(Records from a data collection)
▼

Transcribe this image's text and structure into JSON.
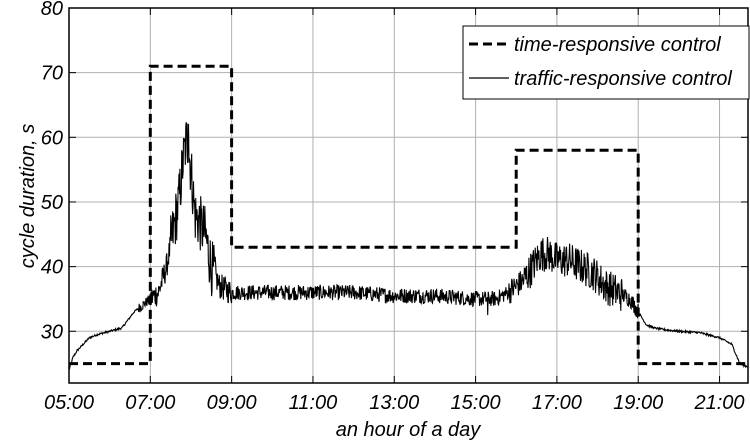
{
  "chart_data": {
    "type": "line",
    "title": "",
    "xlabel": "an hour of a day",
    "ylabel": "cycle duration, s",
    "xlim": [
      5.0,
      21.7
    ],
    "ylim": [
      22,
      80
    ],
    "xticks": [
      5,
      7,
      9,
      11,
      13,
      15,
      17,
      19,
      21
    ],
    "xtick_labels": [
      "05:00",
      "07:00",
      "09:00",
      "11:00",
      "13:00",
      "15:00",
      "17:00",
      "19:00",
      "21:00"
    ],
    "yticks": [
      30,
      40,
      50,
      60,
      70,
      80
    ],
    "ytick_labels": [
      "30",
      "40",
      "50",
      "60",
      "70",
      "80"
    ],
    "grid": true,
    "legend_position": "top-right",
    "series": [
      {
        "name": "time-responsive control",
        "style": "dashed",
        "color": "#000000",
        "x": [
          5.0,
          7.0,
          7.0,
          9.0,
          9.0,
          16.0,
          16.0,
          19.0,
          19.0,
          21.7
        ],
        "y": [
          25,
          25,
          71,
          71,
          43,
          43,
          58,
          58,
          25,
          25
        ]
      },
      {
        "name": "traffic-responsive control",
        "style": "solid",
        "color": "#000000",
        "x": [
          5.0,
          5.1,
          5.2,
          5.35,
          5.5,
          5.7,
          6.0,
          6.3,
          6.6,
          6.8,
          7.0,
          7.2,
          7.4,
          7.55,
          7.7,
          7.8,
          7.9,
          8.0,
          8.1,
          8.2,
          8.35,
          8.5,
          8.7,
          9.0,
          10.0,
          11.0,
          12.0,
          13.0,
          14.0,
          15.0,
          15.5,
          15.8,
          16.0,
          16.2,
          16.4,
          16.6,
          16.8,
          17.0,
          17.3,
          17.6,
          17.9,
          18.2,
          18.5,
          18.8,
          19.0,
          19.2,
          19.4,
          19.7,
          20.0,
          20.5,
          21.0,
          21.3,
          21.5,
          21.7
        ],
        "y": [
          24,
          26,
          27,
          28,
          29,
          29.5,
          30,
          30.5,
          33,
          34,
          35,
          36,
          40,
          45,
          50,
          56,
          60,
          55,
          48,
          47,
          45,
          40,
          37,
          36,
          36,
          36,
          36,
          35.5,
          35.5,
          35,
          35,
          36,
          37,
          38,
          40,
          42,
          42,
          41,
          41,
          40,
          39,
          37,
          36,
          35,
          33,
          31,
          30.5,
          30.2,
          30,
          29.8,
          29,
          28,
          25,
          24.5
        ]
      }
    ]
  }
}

▲

PROBLEM TO WORK ON: Which lines above hold the word "name"? Copy each of them.

OUTPUT FOR THIS TASK:
        "name": "time-responsive control",
        "name": "traffic-responsive control",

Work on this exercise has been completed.